=== Source text ===

I hope your friend managed to get her data back. That makes my blood boil.


Do you believe it's reasonable to expect an account to not be deleted after 14 months of inactivity? That's not a short amount of time.


Obviously, she didn't. It's important to set the expectations clearly up front with the client.


I lost my old yahoo to, went to look at it one day for the nostalgia factor and it was gone, not a big loss but it's always fun to look back at old chats and emails and see how much you have changed over time.


Particularly for a free service. It's not reasonable to expect Yahoo to archive everyone's email forever. If you want something with more guarantees, you should probably expect to pay something for it.


OK, you are not getting his point. You don't have to explain it to us, all of us here are aware of it.

But, if there are users that don't understand it, than it means that they didn't deliver the message in a proper way. And obviously there are users that didn't get it (I know several cases for erased email accounts).


I use a Google group for a summer sport. Nobody logs in from August until May.

Would have missed it if not for this notice.


"Beware of the Leopard."


I needed Google to decipher this excellent comment. In case it helps:

"Yes," said Arthur, "yes I did. It was on display in the bottom of a locked filing cabinet stuck in a disused lavatory with a sign on the door saying 'Beware of the Leopard'."


That's the display department.


Hitchhikers' with allusions to Zork. Let's geek...

"But Mr Dent, the plans have been available in the local planning office for the last nine months."

"Oh yes, well as soon as I heard I went straight round to see them, yesterday afternoon. You hadn't exactly gone out of your way to call attention to them, had you? I mean, like actually telling anybody or anything."

"But the plans were on display ..."

"On display? I eventually had to go down to the cellar to find them."

"That's the display department."

"With a flashlight."

"Ah, well the lights had probably gone."

"So had the stairs."

"But look, you found the notice didn't you?"

"Yes," said Arthur, "yes I did. It was on display in the bottom of a locked filing cabinet stuck in a disused lavatory with a sign on the door saying 'Beware of the Leopard'."


I look after a few google groups but don't recall getting any notice on this.

I was just looking at the settings for a group I set up recently and saw that there was an option to allow Google to contact the group admin. And it was off. I think I just do that out of habit on the assumption that it will just mean more noise, but of course it could also mean I'll never hear about upcoming group changes.


Update: I got a notice yesterday.


You only get told if you create a page - what if you only read it?


The notice shows up prominently at the top of any Groups page that would be affected. It's pretty hard to miss.


Author tried a cheap trick of attracting audience by using a title of a big "shock-value". But the truth is not as bad as that title suggest: the most important thing about Google Groups, discussions that is, are not going anywhere, it's only "Files" and "Pages" features that are going to be trashed.


Which is a big deal if you use this features. Plus, I run many groups and didn't know they were disabling these features, so they are not telling everyone about it.


The title is true. Some Data from Google Groups is going to be Destroyed. I don't think anyone would have read it to mean that all Google Groups Data will be destroyed. Some Files and Pages will certainly be valuable; it's not like "Google Groups Boring Data to be Destroyed."


> I don't think anyone would have read it to mean that all Google Groups Data will be destroyed.

===

Goals
a. Which features does the discussion thread about Google Groups say are going to be trashed?
b. Rewrite the discussion thread about Google Groups from "The notice shows" to "everyone about it.", inclusive, changing "cheap trick" to "clumsy ploy".

=== Available data ===

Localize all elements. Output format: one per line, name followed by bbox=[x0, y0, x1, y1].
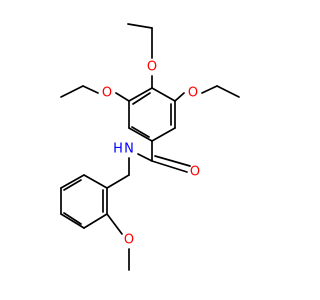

===

Responses for each task
a. The "Files" and "Pages" features.

b.
The notice shows up prominently at the top of any Groups page that would be affected. It's pretty hard to miss.


Author tried a clumsy ploy of attracting audience by using a title of a big "shock-value". But the truth is not as bad as that title suggest: the most important thing about Google Groups, discussions that is, are not going anywhere, it's only "Files" and "Pages" features that are going to be trashed.


Which is a big deal if you use this features. Plus, I run many groups and didn't know they were disabling these features, so they are not telling everyone about it.